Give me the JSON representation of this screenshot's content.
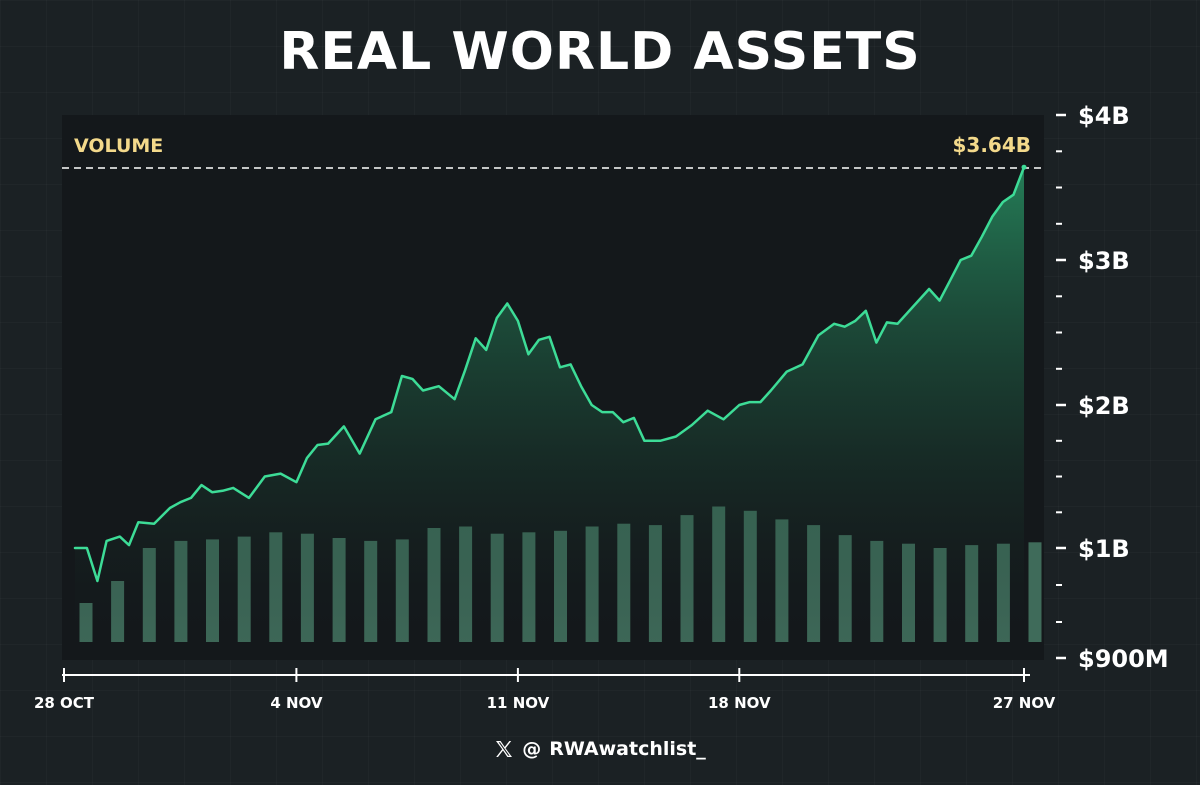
{
  "title": "REAL WORLD ASSETS",
  "volume_label": "VOLUME",
  "current_value_label": "$3.64B",
  "handle_prefix": "@",
  "handle": "RWAwatchlist_",
  "colors": {
    "line": "#3ddc97",
    "area_top": "#2a9e6b",
    "bars": "#3f6b5a",
    "label": "#f3d98b",
    "plot_bg": "#14181b"
  },
  "chart_data": {
    "type": "area",
    "title": "REAL WORLD ASSETS",
    "x_ticks": [
      "28 OCT",
      "4 NOV",
      "11 NOV",
      "18 NOV",
      "27 NOV"
    ],
    "y_ticks": [
      "$4B",
      "$3B",
      "$2B",
      "$1B",
      "$900M"
    ],
    "y_tick_values": [
      4.0,
      3.0,
      2.0,
      1.0,
      0.9
    ],
    "y_unit": "billions USD",
    "last_value": 3.64,
    "x_range": [
      "2024-10-28",
      "2024-11-27"
    ],
    "grid": false,
    "series": [
      {
        "name": "",
        "type": "line",
        "x": [
          "2024-10-28",
          "2024-10-28T09:00",
          "2024-10-28T17:00",
          "2024-10-29",
          "2024-10-29T10:00",
          "2024-10-29T17:00",
          "2024-10-30",
          "2024-10-30T12:00",
          "2024-10-31",
          "2024-10-31T08:00",
          "2024-10-31T16:00",
          "2024-11-01",
          "2024-11-01T08:00",
          "2024-11-01T16:00",
          "2024-11-02",
          "2024-11-02T12:00",
          "2024-11-03",
          "2024-11-03T12:00",
          "2024-11-04",
          "2024-11-04T08:00",
          "2024-11-04T16:00",
          "2024-11-05",
          "2024-11-05T12:00",
          "2024-11-06",
          "2024-11-06T12:00",
          "2024-11-07",
          "2024-11-07T08:00",
          "2024-11-07T16:00",
          "2024-11-08",
          "2024-11-08T12:00",
          "2024-11-09",
          "2024-11-09T08:00",
          "2024-11-09T16:00",
          "2024-11-10",
          "2024-11-10T08:00",
          "2024-11-10T16:00",
          "2024-11-11",
          "2024-11-11T08:00",
          "2024-11-11T16:00",
          "2024-11-12",
          "2024-11-12T08:00",
          "2024-11-12T16:00",
          "2024-11-13",
          "2024-11-13T08:00",
          "2024-11-13T16:00",
          "2024-11-14",
          "2024-11-14T08:00",
          "2024-11-14T16:00",
          "2024-11-15",
          "2024-11-15T12:00",
          "2024-11-16",
          "2024-11-16T12:00",
          "2024-11-17",
          "2024-11-17T12:00",
          "2024-11-18",
          "2024-11-18T08:00",
          "2024-11-18T16:00",
          "2024-11-19",
          "2024-11-19T12:00",
          "2024-11-20",
          "2024-11-20T12:00",
          "2024-11-21",
          "2024-11-21T08:00",
          "2024-11-21T16:00",
          "2024-11-22",
          "2024-11-22T08:00",
          "2024-11-22T16:00",
          "2024-11-23",
          "2024-11-23T12:00",
          "2024-11-24",
          "2024-11-24T08:00",
          "2024-11-24T16:00",
          "2024-11-25",
          "2024-11-25T08:00",
          "2024-11-25T16:00",
          "2024-11-26",
          "2024-11-26T08:00",
          "2024-11-26T16:00",
          "2024-11-27"
        ],
        "values": [
          1.0,
          1.0,
          0.97,
          1.05,
          1.08,
          1.02,
          1.18,
          1.17,
          1.28,
          1.32,
          1.35,
          1.44,
          1.39,
          1.4,
          1.42,
          1.35,
          1.5,
          1.52,
          1.46,
          1.63,
          1.72,
          1.73,
          1.85,
          1.66,
          1.9,
          1.95,
          2.2,
          2.18,
          2.1,
          2.13,
          2.04,
          2.24,
          2.46,
          2.38,
          2.6,
          2.7,
          2.58,
          2.35,
          2.45,
          2.47,
          2.26,
          2.28,
          2.13,
          2.0,
          1.95,
          1.95,
          1.88,
          1.91,
          1.75,
          1.75,
          1.78,
          1.86,
          1.96,
          1.9,
          2.0,
          2.02,
          2.02,
          2.1,
          2.23,
          2.28,
          2.48,
          2.56,
          2.54,
          2.58,
          2.65,
          2.43,
          2.57,
          2.56,
          2.68,
          2.8,
          2.72,
          2.86,
          3.0,
          3.03,
          3.16,
          3.3,
          3.4,
          3.45,
          3.64
        ]
      },
      {
        "name": "VOLUME",
        "type": "bar",
        "x": [
          "2024-10-28",
          "2024-10-29",
          "2024-10-30",
          "2024-10-31",
          "2024-11-01",
          "2024-11-02",
          "2024-11-03",
          "2024-11-04",
          "2024-11-05",
          "2024-11-06",
          "2024-11-07",
          "2024-11-08",
          "2024-11-09",
          "2024-11-10",
          "2024-11-11",
          "2024-11-12",
          "2024-11-13",
          "2024-11-14",
          "2024-11-15",
          "2024-11-16",
          "2024-11-17",
          "2024-11-18",
          "2024-11-19",
          "2024-11-20",
          "2024-11-21",
          "2024-11-22",
          "2024-11-23",
          "2024-11-24",
          "2024-11-25",
          "2024-11-26",
          "2024-11-27"
        ],
        "values": [
          0.95,
          0.97,
          1.0,
          1.05,
          1.06,
          1.08,
          1.11,
          1.1,
          1.07,
          1.05,
          1.06,
          1.14,
          1.15,
          1.1,
          1.11,
          1.12,
          1.15,
          1.17,
          1.16,
          1.23,
          1.29,
          1.26,
          1.2,
          1.16,
          1.09,
          1.05,
          1.03,
          1.0,
          1.02,
          1.03,
          1.04
        ]
      }
    ]
  }
}
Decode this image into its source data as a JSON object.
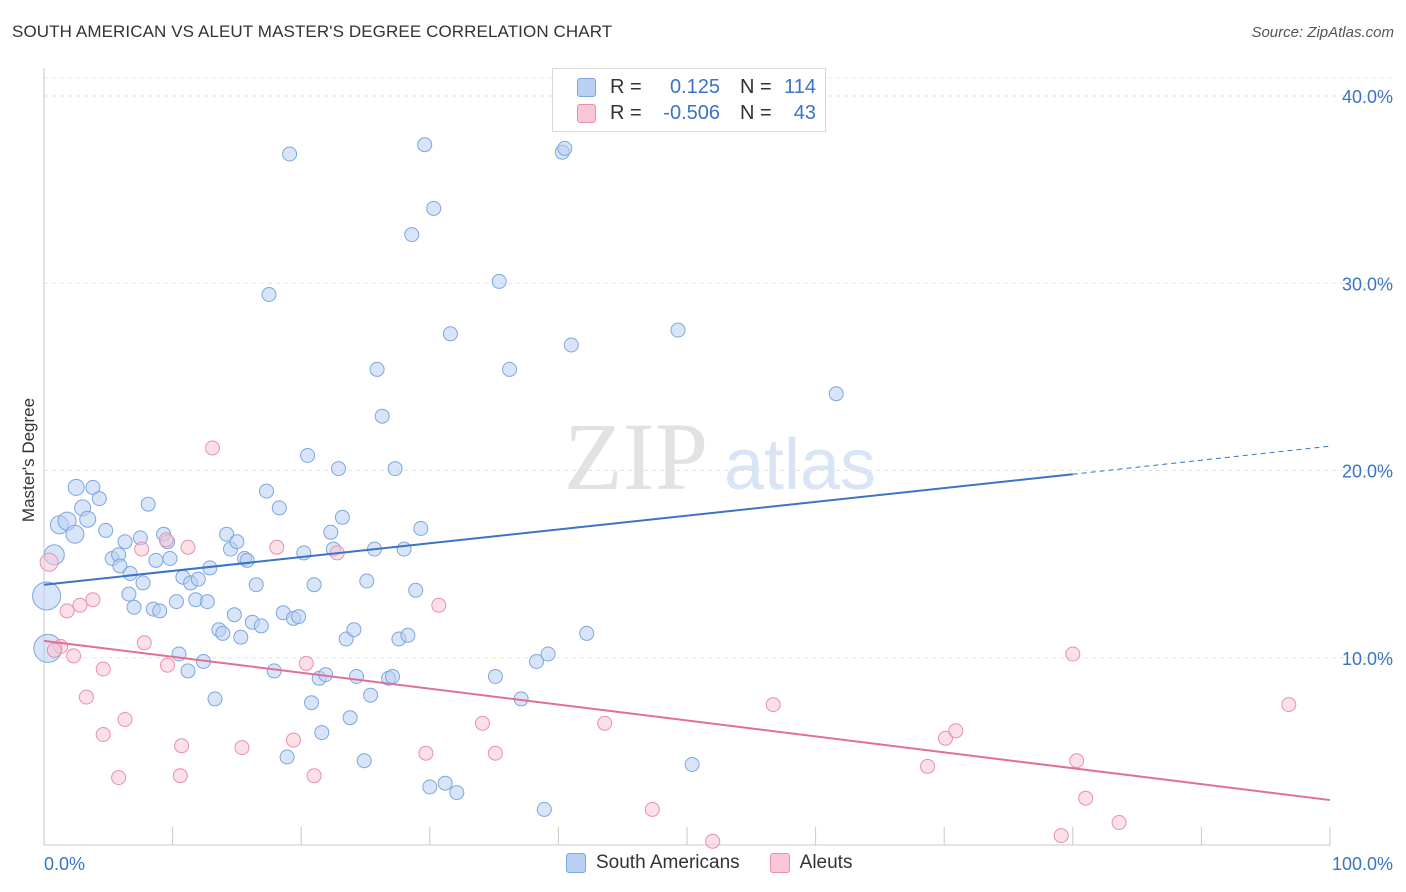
════════════════
Choose all lines containing the string "ASSETS" and copy them out.

  "title": "REAL WORLD ASSETS",
    "title": "REAL WORLD ASSETS",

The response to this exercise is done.